_What is needed_
Output all the entries below. Each must match exactly.

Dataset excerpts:
▬▬▬▬▬▬▬▬▬▬
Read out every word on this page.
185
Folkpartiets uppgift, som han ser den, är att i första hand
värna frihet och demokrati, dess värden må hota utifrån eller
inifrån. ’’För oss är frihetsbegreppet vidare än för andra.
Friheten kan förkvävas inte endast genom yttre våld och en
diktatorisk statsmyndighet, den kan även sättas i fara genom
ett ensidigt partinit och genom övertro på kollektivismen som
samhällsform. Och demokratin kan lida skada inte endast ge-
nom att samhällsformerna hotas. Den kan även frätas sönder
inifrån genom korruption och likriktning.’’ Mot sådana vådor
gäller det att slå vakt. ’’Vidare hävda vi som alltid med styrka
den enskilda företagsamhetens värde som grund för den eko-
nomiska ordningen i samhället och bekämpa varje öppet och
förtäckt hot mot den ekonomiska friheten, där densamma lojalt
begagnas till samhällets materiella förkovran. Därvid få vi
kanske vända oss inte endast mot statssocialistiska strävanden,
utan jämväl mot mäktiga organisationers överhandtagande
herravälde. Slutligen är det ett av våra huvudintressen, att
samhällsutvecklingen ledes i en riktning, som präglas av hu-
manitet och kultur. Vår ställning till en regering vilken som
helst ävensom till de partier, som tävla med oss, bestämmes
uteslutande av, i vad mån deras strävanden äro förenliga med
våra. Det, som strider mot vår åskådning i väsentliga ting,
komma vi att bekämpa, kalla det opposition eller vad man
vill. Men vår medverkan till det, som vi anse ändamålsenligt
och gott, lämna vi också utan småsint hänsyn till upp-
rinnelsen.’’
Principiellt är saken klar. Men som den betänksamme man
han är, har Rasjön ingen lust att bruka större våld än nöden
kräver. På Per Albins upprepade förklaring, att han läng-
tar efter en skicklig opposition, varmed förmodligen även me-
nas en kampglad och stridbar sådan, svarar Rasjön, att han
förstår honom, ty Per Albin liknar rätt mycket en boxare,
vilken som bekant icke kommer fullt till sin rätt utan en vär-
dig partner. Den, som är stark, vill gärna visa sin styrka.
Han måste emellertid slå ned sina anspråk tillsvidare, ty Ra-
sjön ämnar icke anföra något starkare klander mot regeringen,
▬▬▬▬▬▬▬▬▬▬
_Output for this task_
Read out every word on this page.
185
Folkpartiets uppgift, som han ser den, är att i första hand
värna frihet och demokrati, dess värden må hota utifrån eller
inifrån. ’’För oss är frihetsbegreppet vidare än för andra.
Friheten kan förkvävas inte endast genom yttre våld och en
diktatorisk statsmyndighet, den kan även sättas i fara genom
ett ensidigt partinit och genom övertro på kollektivismen som
samhällsform. Och demokratin kan lida skada inte endast ge-
nom att samhällsformerna hotas. Den kan även frätas sönder
inifrån genom korruption och likriktning.’’ Mot sådana vådor
gäller det att slå vakt. ’’Vidare hävda vi som alltid med styrka
den enskilda företagsamhetens värde som grund för den eko-
nomiska ordningen i samhället och bekämpa varje öppet och
förtäckt hot mot den ekonomiska friheten, där densamma lojalt
begagnas till samhällets materiella förkovran. Därvid få vi
kanske vända oss inte endast mot statssocialistiska strävanden,
utan jämväl mot mäktiga organisationers överhandtagande
herravälde. Slutligen är det ett av våra huvudintressen, att
samhällsutvecklingen ledes i en riktning, som präglas av hu-
manitet och kultur. Vår ställning till en regering vilken som
helst ävensom till de partier, som tävla med oss, bestämmes
uteslutande av, i vad mån deras strävanden äro förenliga med
våra. Det, som strider mot vår åskådning i väsentliga ting,
komma vi att bekämpa, kalla det opposition eller vad man
vill. Men vår medverkan till det, som vi anse ändamålsenligt
och gott, lämna vi också utan småsint hänsyn till upp-
rinnelsen.’’
Principiellt är saken klar. Men som den betänksamme man
han är, har Rasjön ingen lust att bruka större våld än nöden
kräver. På Per Albins upprepade förklaring, att han läng-
tar efter en skicklig opposition, varmed förmodligen även me-
nas en kampglad och stridbar sådan, svarar Rasjön, att han
förstår honom, ty Per Albin liknar rätt mycket en boxare,
vilken som bekant icke kommer fullt till sin rätt utan en vär-
dig partner. Den, som är stark, vill gärna visa sin styrka.
Han måste emellertid slå ned sina anspråk tillsvidare, ty Ra-
sjön ämnar icke anföra något starkare klander mot regeringen,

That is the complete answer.